-------- Dataset content

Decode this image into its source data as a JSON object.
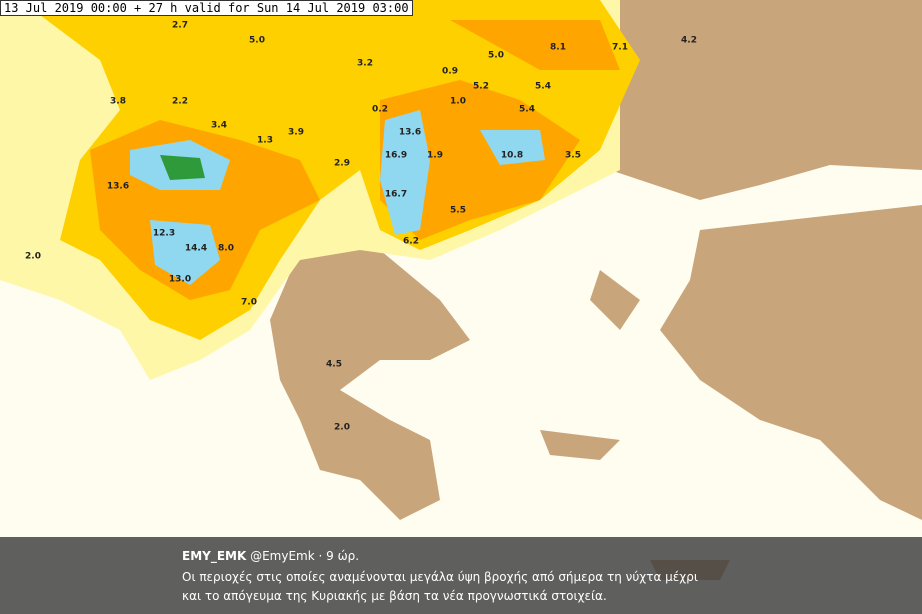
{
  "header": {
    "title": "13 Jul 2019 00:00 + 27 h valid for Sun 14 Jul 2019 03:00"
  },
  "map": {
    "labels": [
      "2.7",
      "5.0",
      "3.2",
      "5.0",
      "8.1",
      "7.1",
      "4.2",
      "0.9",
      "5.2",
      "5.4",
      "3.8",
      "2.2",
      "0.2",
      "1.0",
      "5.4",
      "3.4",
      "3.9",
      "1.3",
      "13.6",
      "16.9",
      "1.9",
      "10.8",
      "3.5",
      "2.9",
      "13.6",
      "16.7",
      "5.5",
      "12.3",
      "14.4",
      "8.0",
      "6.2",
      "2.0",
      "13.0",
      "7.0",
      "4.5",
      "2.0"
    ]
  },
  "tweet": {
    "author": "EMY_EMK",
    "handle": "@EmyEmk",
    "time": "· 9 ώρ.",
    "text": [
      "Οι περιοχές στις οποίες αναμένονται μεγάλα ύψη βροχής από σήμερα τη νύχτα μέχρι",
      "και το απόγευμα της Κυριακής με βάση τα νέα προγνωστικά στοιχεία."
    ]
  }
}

----------------
-------- Dataset content

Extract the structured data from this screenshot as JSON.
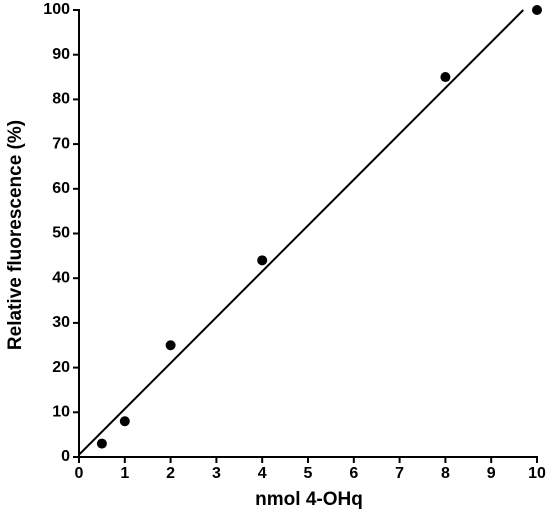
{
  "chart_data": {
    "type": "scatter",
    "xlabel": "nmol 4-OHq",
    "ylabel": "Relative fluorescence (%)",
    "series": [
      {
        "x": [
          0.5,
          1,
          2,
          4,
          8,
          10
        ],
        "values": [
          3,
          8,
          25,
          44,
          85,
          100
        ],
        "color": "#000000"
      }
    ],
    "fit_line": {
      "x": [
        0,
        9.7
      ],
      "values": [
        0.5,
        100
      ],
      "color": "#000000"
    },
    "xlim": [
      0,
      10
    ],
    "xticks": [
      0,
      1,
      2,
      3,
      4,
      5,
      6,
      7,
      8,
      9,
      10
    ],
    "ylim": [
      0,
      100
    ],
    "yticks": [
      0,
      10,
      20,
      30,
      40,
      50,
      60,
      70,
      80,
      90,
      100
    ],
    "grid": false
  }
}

----------------

_Problem to work on_
Work out how many lines of the listing above include "JSON". Answer with the number and nothing more.

_Result of the task_
2